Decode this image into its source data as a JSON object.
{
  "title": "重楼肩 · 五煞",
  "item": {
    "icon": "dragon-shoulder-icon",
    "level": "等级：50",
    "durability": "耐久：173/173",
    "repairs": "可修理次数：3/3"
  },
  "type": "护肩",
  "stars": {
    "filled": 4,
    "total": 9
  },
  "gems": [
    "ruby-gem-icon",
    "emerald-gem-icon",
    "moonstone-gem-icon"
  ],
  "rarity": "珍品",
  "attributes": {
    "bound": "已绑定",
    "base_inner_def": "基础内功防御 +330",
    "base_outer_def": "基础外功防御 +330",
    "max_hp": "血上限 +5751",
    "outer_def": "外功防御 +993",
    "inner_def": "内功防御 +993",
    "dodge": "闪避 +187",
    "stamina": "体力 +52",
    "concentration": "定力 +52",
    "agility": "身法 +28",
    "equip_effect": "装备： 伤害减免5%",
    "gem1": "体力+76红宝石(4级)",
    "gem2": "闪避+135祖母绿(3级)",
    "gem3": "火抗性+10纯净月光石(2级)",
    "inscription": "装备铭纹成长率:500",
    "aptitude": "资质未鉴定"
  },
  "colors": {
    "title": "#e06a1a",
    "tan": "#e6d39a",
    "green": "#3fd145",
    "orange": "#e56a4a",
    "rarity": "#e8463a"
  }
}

- _Given instruction_
Reproduce the material precisely, including every line.

- _Task output_
Decode this image into its source data as a JSON object.
{
  "title": "重楼肩 · 五煞",
  "item": {
    "icon": "dragon-shoulder-icon",
    "level": "等级：50",
    "durability": "耐久：173/173",
    "repairs": "可修理次数：3/3"
  },
  "type": "护肩",
  "stars": {
    "filled": 4,
    "total": 9
  },
  "gems": [
    "ruby-gem-icon",
    "emerald-gem-icon",
    "moonstone-gem-icon"
  ],
  "rarity": "珍品",
  "attributes": {
    "bound": "已绑定",
    "base_inner_def": "基础内功防御 +330",
    "base_outer_def": "基础外功防御 +330",
    "max_hp": "血上限 +5751",
    "outer_def": "外功防御 +993",
    "inner_def": "内功防御 +993",
    "dodge": "闪避 +187",
    "stamina": "体力 +52",
    "concentration": "定力 +52",
    "agility": "身法 +28",
    "equip_effect": "装备： 伤害减免5%",
    "gem1": "体力+76红宝石(4级)",
    "gem2": "闪避+135祖母绿(3级)",
    "gem3": "火抗性+10纯净月光石(2级)",
    "inscription": "装备铭纹成长率:500",
    "aptitude": "资质未鉴定"
  },
  "colors": {
    "title": "#e06a1a",
    "tan": "#e6d39a",
    "green": "#3fd145",
    "orange": "#e56a4a",
    "rarity": "#e8463a"
  }
}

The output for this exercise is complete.